_Task description_
Keep only the lines of the listing that include the word "links", and copy them.

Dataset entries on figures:
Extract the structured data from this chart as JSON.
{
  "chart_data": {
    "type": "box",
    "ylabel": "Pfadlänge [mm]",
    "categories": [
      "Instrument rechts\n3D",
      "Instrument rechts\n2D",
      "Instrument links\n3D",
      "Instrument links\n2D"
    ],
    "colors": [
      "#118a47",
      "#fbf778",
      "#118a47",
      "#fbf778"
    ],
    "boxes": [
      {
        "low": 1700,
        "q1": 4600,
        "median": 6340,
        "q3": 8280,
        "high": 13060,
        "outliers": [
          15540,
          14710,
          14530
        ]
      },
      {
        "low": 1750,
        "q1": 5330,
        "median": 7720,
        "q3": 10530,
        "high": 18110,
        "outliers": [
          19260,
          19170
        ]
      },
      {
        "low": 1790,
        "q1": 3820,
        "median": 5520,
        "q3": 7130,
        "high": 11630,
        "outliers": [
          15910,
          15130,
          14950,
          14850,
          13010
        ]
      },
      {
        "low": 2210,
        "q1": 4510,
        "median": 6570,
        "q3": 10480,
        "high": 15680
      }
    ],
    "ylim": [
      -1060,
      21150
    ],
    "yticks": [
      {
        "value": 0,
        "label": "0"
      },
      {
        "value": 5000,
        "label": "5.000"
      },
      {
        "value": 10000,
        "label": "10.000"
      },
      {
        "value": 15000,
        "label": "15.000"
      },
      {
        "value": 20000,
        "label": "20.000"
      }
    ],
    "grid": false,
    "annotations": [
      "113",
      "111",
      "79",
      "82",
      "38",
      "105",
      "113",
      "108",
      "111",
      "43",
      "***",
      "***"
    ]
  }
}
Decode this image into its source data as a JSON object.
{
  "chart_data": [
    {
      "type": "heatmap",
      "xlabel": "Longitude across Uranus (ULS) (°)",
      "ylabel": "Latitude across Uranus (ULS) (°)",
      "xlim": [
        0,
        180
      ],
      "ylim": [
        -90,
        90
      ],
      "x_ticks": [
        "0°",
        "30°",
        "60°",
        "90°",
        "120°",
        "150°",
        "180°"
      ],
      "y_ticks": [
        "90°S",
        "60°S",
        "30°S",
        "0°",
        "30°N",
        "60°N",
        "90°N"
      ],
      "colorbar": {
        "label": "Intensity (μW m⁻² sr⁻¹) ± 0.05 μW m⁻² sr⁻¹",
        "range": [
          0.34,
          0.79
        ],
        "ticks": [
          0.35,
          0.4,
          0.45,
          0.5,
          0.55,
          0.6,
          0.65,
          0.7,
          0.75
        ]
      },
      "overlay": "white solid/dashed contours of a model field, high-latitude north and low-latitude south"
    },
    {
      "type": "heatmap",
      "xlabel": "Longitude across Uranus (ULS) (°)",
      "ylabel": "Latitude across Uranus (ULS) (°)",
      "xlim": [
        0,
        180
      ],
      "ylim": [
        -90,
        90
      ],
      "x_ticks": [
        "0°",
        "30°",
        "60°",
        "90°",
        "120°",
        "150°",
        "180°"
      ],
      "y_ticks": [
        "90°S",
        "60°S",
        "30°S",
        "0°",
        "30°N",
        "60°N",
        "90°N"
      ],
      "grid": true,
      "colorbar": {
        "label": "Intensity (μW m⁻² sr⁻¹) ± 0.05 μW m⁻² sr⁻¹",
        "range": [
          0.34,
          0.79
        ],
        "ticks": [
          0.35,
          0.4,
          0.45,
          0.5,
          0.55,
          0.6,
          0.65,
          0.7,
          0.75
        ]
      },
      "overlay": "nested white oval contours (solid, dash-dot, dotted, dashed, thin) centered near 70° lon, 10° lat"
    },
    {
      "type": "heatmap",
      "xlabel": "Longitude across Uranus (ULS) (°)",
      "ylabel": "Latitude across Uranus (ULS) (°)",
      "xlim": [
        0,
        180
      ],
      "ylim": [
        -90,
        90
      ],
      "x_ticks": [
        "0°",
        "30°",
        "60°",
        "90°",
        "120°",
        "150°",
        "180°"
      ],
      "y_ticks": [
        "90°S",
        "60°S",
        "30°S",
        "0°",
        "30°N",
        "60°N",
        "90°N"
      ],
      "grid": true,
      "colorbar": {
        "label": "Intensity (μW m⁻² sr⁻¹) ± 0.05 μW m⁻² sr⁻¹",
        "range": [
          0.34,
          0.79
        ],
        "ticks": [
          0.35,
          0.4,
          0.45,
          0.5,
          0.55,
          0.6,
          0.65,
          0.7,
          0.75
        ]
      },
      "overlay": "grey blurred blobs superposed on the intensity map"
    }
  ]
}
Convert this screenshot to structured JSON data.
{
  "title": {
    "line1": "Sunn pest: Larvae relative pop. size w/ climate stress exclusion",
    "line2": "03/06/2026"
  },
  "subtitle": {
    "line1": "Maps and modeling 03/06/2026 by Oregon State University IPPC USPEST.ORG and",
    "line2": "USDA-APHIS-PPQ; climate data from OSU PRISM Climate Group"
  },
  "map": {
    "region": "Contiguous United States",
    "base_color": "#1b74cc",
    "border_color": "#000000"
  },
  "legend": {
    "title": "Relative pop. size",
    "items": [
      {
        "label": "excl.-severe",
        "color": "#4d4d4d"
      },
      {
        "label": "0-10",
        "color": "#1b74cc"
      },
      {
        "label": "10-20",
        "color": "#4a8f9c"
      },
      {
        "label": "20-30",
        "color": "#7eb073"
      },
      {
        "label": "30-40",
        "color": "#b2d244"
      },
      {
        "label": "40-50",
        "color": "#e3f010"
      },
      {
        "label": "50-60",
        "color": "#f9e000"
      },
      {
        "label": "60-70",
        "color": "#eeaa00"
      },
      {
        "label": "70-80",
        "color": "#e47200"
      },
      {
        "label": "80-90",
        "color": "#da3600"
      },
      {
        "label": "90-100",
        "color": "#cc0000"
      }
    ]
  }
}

_Task solution_
      "Instrument links\n3D",
      "Instrument links\n2D"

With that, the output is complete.